### Stated task
Give only the number of lines in the records that include the string "JSON".

### Material for this task
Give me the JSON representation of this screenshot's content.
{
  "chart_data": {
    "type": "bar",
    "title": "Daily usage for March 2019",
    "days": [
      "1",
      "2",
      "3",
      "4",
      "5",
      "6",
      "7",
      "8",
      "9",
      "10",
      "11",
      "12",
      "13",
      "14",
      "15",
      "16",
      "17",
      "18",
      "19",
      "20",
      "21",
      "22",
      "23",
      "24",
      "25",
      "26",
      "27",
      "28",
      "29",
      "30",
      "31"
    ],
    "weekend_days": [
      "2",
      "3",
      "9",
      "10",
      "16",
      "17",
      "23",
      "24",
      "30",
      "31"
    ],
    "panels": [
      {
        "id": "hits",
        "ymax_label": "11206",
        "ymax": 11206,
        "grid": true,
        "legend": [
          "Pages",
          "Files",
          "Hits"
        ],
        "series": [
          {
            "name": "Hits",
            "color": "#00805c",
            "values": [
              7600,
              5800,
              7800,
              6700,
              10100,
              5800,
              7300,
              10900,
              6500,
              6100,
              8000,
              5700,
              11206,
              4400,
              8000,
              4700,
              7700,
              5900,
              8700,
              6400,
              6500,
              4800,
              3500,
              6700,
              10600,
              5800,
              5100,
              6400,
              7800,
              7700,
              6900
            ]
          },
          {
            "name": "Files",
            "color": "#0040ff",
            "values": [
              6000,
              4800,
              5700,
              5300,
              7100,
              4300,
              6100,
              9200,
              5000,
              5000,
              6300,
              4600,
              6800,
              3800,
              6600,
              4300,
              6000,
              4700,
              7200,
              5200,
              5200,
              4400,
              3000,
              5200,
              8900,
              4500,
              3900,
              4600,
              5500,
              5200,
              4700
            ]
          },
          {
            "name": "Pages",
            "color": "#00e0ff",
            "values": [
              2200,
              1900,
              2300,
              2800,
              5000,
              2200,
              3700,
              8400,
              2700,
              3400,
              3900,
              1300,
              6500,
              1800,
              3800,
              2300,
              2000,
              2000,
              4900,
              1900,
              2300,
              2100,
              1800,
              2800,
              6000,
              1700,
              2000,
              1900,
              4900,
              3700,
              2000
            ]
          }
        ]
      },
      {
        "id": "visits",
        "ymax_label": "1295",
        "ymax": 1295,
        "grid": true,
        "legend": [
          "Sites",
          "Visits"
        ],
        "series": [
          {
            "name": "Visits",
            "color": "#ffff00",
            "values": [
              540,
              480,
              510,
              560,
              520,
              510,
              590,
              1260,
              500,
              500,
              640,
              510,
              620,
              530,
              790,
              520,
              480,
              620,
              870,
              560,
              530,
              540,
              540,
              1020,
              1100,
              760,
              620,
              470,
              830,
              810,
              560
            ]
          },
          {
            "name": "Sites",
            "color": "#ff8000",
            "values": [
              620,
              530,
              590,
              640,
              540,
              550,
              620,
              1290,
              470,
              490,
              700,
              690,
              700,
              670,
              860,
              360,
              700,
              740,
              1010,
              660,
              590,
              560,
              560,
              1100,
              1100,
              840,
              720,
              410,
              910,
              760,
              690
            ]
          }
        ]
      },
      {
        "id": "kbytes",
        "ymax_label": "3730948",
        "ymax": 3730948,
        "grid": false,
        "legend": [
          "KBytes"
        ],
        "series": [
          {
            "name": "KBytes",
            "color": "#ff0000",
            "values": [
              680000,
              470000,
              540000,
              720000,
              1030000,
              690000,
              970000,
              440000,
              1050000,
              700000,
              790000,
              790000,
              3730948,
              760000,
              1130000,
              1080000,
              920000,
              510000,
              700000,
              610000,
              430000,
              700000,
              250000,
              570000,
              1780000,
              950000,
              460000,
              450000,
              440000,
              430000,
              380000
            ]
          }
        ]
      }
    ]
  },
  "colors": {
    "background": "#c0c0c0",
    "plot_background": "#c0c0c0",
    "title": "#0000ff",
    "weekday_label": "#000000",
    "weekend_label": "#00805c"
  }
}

...

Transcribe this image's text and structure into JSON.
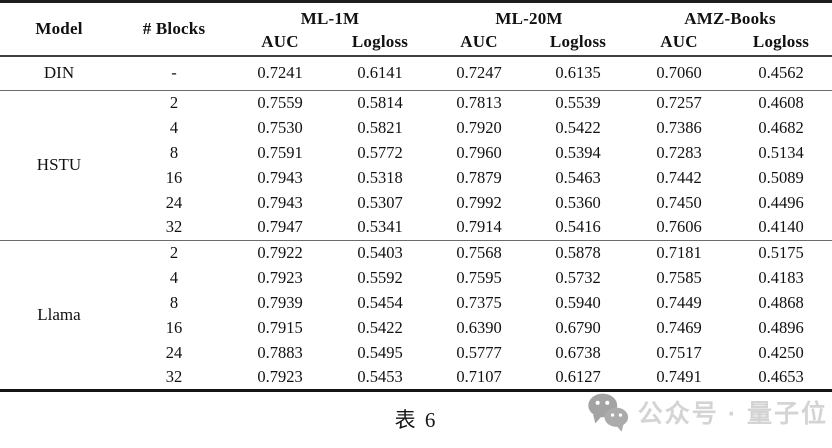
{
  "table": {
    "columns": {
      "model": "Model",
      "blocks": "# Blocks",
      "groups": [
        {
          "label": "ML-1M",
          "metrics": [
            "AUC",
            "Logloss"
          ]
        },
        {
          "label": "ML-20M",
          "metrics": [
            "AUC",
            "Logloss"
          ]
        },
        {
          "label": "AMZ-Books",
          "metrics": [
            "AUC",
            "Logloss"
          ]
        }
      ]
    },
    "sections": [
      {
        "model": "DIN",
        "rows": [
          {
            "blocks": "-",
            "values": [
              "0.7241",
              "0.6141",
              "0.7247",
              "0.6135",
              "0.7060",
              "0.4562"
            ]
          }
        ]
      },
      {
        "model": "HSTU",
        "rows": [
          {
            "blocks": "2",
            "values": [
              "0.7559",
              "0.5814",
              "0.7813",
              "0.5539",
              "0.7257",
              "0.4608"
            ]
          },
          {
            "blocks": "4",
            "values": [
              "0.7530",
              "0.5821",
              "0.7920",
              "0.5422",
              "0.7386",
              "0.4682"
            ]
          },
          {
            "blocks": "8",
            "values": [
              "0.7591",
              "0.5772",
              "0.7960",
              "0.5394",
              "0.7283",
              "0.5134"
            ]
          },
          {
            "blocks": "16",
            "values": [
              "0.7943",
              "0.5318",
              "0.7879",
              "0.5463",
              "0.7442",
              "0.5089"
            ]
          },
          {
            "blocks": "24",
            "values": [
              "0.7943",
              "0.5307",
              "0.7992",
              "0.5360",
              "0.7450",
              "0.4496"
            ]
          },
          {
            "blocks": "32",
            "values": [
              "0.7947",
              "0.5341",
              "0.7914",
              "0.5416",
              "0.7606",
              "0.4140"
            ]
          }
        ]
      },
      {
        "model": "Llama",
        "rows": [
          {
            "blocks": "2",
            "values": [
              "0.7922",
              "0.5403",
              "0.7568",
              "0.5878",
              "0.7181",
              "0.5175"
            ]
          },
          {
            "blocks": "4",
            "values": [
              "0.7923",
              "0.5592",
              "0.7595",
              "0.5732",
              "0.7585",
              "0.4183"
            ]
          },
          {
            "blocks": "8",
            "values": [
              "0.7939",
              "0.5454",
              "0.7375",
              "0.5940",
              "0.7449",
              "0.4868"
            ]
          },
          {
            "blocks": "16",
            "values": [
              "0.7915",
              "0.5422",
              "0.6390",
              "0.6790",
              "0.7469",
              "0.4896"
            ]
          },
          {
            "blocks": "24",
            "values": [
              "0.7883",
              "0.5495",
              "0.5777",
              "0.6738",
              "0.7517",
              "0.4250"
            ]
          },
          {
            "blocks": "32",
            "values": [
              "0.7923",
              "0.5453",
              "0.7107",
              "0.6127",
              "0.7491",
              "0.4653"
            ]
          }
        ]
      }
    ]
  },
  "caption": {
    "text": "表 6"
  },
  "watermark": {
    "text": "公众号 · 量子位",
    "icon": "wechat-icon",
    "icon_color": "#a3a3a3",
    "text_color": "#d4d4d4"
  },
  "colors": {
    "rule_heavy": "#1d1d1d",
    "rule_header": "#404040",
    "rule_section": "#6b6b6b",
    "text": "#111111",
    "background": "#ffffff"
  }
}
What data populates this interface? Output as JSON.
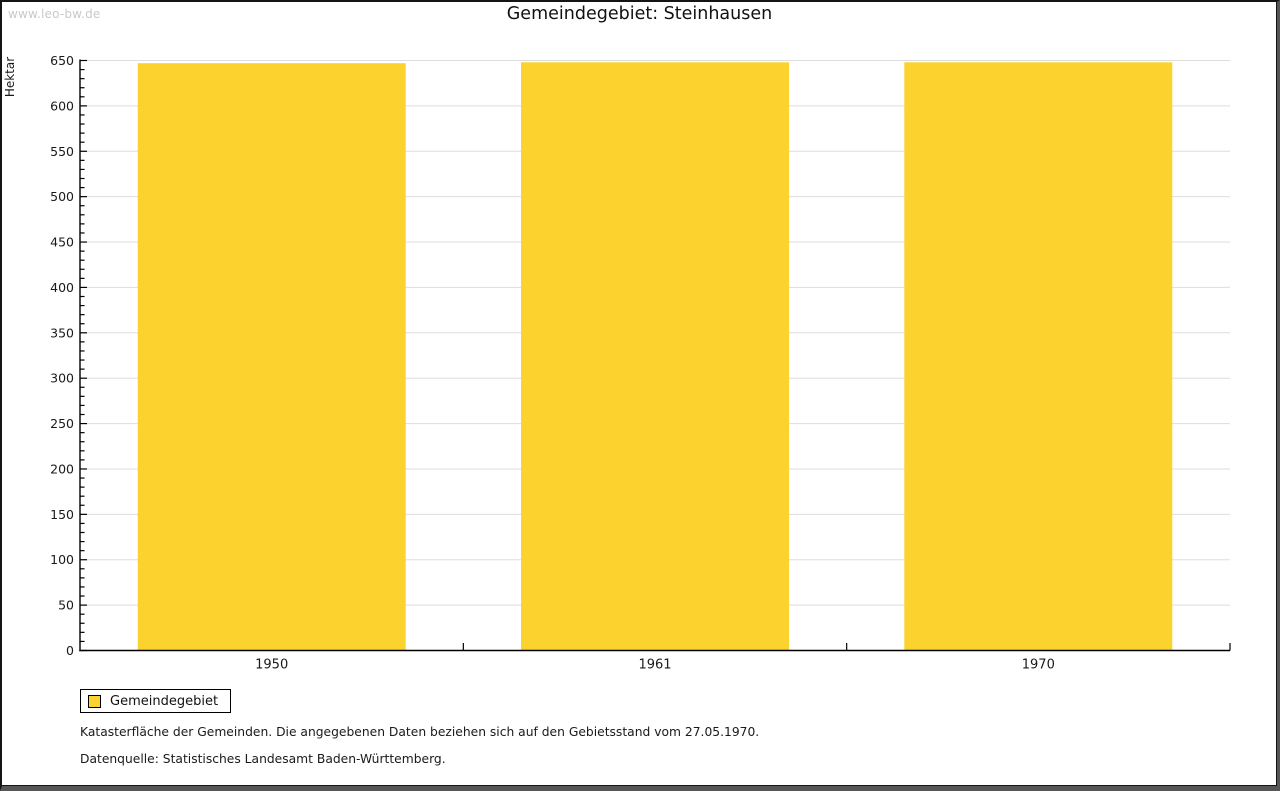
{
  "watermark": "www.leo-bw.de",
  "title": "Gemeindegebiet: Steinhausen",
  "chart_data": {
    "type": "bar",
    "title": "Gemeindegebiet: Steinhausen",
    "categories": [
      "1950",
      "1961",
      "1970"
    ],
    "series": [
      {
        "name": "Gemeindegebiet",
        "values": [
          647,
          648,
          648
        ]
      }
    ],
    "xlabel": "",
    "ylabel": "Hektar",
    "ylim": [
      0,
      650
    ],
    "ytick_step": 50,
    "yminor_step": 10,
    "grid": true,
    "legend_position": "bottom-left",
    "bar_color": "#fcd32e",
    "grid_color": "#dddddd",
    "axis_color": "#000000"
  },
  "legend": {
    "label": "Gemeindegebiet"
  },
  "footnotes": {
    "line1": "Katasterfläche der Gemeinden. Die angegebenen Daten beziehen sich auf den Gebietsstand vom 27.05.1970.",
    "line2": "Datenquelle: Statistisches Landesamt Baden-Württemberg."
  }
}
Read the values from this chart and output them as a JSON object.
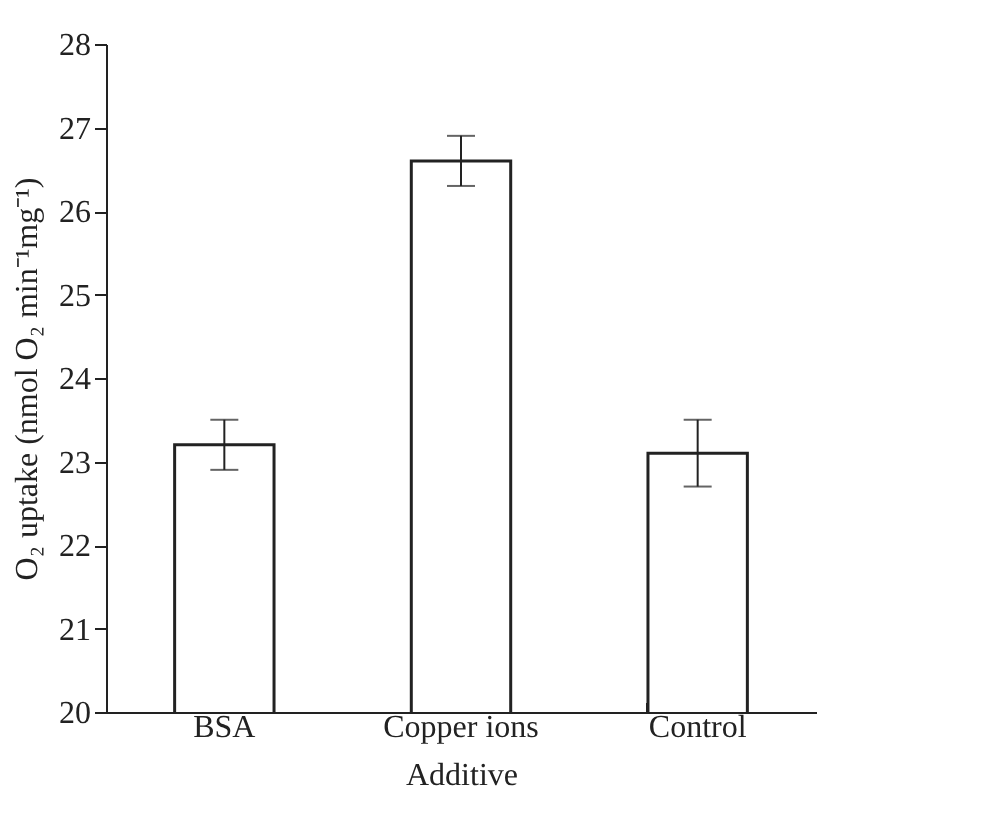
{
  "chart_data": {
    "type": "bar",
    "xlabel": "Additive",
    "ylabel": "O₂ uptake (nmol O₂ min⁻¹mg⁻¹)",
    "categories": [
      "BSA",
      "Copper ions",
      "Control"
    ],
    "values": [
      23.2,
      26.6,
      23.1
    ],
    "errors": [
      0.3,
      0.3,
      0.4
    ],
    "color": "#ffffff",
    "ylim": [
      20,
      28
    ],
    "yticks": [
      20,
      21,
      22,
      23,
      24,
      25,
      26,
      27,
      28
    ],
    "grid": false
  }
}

### Answer for the task
4